- WRITTEN EXERCISE
Gather up the lines with the word "this" in them.

- DATA EXCERPTS
__________

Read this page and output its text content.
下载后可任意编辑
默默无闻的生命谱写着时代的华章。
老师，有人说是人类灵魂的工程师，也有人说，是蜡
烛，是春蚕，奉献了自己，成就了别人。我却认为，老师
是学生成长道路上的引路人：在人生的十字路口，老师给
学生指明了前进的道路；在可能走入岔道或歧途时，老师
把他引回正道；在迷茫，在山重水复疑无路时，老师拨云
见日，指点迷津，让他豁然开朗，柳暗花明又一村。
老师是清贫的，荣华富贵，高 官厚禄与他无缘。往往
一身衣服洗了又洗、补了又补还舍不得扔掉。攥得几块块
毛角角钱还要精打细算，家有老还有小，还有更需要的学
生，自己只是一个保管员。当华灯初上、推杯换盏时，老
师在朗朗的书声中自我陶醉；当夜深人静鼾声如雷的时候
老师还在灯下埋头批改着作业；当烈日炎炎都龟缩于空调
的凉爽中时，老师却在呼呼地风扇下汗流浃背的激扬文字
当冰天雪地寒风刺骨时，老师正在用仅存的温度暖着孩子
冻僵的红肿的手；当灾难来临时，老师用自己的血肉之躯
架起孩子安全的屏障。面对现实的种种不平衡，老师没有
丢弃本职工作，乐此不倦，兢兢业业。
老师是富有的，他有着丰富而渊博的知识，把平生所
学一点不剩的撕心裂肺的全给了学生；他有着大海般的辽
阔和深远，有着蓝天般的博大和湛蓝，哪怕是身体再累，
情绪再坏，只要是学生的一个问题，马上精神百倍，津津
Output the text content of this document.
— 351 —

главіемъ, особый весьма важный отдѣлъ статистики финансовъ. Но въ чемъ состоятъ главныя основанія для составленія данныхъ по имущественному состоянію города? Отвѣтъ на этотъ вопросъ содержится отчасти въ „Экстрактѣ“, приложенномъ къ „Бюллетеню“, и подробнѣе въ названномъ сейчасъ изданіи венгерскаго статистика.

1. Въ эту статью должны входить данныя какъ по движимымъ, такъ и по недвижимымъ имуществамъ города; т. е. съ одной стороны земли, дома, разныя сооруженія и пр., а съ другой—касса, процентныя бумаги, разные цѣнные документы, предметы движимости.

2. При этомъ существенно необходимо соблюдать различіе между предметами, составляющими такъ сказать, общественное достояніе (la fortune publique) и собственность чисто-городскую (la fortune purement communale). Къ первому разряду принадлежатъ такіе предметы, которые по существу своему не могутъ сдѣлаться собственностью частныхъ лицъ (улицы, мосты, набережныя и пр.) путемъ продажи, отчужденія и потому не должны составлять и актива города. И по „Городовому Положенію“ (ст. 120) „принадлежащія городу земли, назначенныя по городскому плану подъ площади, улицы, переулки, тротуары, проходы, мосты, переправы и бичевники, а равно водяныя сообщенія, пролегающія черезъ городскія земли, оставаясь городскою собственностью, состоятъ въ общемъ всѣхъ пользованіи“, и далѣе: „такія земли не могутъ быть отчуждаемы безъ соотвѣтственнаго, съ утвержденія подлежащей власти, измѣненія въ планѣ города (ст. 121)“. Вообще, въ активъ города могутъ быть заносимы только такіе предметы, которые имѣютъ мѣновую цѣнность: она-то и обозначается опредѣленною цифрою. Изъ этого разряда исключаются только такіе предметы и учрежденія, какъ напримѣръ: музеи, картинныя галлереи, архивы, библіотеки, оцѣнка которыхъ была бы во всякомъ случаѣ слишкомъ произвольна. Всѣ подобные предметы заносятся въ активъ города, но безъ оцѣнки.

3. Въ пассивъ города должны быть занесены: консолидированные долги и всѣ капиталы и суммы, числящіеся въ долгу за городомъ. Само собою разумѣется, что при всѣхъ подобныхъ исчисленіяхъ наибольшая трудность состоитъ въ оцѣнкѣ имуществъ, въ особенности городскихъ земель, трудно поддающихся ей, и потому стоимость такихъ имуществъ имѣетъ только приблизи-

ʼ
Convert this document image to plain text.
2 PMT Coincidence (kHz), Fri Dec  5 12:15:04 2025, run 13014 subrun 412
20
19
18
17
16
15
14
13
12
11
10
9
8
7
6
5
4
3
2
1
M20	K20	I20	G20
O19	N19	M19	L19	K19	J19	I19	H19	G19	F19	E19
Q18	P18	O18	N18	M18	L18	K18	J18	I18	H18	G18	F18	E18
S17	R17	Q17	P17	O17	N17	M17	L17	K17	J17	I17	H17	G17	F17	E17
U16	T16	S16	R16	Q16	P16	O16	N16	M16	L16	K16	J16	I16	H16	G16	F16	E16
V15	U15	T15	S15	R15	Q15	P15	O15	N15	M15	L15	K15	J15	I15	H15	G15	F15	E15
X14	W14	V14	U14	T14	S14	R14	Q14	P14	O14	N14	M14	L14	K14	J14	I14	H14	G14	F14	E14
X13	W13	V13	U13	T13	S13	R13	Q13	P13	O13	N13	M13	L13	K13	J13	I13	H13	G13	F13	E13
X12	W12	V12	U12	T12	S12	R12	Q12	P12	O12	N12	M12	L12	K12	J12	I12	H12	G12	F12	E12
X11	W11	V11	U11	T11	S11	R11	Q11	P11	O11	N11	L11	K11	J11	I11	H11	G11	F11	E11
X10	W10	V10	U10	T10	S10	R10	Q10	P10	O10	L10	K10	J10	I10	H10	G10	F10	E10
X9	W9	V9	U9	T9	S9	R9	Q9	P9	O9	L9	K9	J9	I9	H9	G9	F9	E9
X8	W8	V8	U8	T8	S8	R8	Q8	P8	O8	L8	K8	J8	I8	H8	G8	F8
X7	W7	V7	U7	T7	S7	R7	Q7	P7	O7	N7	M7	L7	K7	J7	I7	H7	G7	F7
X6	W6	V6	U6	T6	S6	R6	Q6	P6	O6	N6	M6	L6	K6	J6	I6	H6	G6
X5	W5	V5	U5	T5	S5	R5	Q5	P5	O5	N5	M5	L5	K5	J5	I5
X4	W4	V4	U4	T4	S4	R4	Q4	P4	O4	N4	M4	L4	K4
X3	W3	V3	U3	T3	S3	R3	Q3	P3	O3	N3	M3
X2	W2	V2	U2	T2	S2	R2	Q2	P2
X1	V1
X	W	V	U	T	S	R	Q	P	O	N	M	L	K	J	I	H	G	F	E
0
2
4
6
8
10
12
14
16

__________

- WORKED ANSWER
Read this page and output its text content.
Output the text content of this document.
Convert this document image to plain text.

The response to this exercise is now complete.